Figure data in JSON

───

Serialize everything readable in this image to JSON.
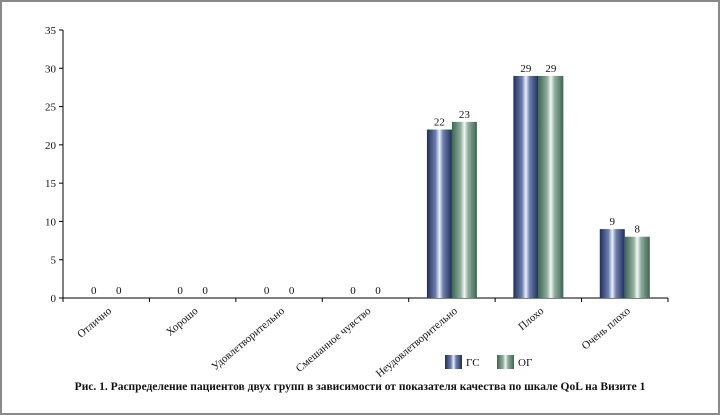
{
  "chart_data": {
    "type": "bar",
    "title": "Рис. 1. Распределение пациентов двух групп в зависимости от показателя качества по шкале QoL на Визите 1",
    "xlabel": "",
    "ylabel": "",
    "ylim": [
      0,
      35
    ],
    "yticks": [
      0,
      5,
      10,
      15,
      20,
      25,
      30,
      35
    ],
    "grid": false,
    "legend_position": "bottom-center",
    "categories": [
      "Отлично",
      "Хорошо",
      "Удовлетворительно",
      "Смешанное чувство",
      "Неудовлетворительно",
      "Плохо",
      "Очень плохо"
    ],
    "series": [
      {
        "name": "ГС",
        "color": "#2c3f6e",
        "values": [
          0,
          0,
          0,
          0,
          22,
          29,
          9
        ]
      },
      {
        "name": "ОГ",
        "color": "#4f7a62",
        "values": [
          0,
          0,
          0,
          0,
          23,
          29,
          8
        ]
      }
    ]
  }
}
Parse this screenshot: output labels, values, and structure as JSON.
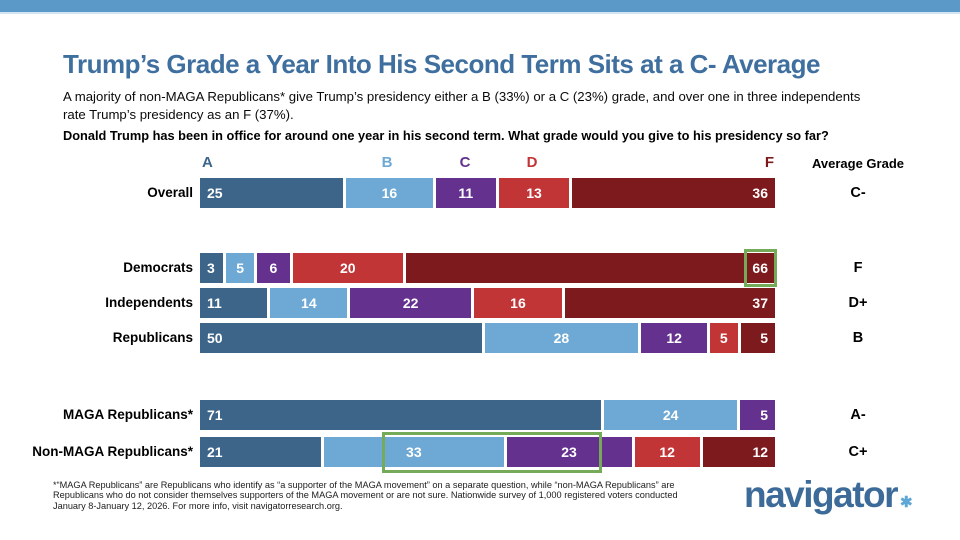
{
  "accent": {
    "topbar_color": "#5b99c9",
    "title_color": "#3f6f9f",
    "highlight_color": "#74aa58"
  },
  "header": {
    "title": "Trump’s Grade a Year Into His Second Term Sits at a C- Average",
    "subtitle_line1": "A majority of non-MAGA Republicans* give Trump’s presidency either a B (33%) or a C (23%) grade, and over one in three independents",
    "subtitle_line2": "rate Trump’s presidency as an F (37%).",
    "question": "Donald Trump has been in office for around one year in his second term. What grade would you give to his presidency so far?"
  },
  "chart_data": {
    "type": "bar",
    "variant": "stacked-horizontal-percent",
    "title": "Trump’s Grade a Year Into His Second Term Sits at a C- Average",
    "grades": [
      "A",
      "B",
      "C",
      "D",
      "F"
    ],
    "grade_colors": {
      "A": "#3c6589",
      "B": "#6da9d4",
      "C": "#65318f",
      "D": "#c23536",
      "F": "#7d1a1e"
    },
    "right_column_header": "Average Grade",
    "rows": [
      {
        "label": "Overall",
        "values": [
          25,
          16,
          11,
          13,
          36
        ],
        "average_grade": "C-"
      },
      {
        "label": "Democrats",
        "values": [
          3,
          5,
          6,
          20,
          66
        ],
        "average_grade": "F"
      },
      {
        "label": "Independents",
        "values": [
          11,
          14,
          22,
          16,
          37
        ],
        "average_grade": "D+"
      },
      {
        "label": "Republicans",
        "values": [
          50,
          28,
          12,
          5,
          5
        ],
        "average_grade": "B"
      },
      {
        "label": "MAGA Republicans*",
        "values": [
          71,
          24,
          5,
          null,
          null
        ],
        "average_grade": "A-"
      },
      {
        "label": "Non-MAGA Republicans*",
        "values": [
          21,
          33,
          23,
          12,
          12
        ],
        "average_grade": "C+"
      }
    ],
    "highlights": [
      {
        "row": "Democrats",
        "kind": "value-box",
        "target": "F value 66",
        "color": "#74aa58"
      },
      {
        "row": "Non-MAGA Republicans*",
        "kind": "segment-span-box",
        "target": "B 33 and C 23 segments",
        "color": "#74aa58"
      }
    ],
    "xlim": [
      0,
      100
    ],
    "unit": "percent",
    "legend_position": "letters-above-first-bar"
  },
  "footnote": {
    "line1": "*“MAGA Republicans” are Republicans who identify as “a supporter of the MAGA movement” on a separate question, while “non-MAGA Republicans” are",
    "line2": "Republicans who do not consider themselves supporters of the MAGA movement or are not sure. Nationwide survey of 1,000 registered voters conducted",
    "line3": "January 8-January 12, 2026. For more info, visit navigatorresearch.org."
  },
  "logo": {
    "text": "navigator",
    "mark": "✱"
  }
}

───

• _Short task_:
Copy out each line of the material that holds the word "MAGA".

• _Result of the exercise_:
    "subtitle_line1": "A majority of non-MAGA Republicans* give Trump’s presidency either a B (33%) or a C (23%) grade, and over one in three independents",
        "label": "MAGA Republicans*",
        "label": "Non-MAGA Republicans*",
        "row": "Non-MAGA Republicans*",
    "line1": "*“MAGA Republicans” are Republicans who identify as “a supporter of the MAGA movement” on a separate question, while “non-MAGA Republicans” are",
    "line2": "Republicans who do not consider themselves supporters of the MAGA movement or are not sure. Nationwide survey of 1,000 registered voters conducted",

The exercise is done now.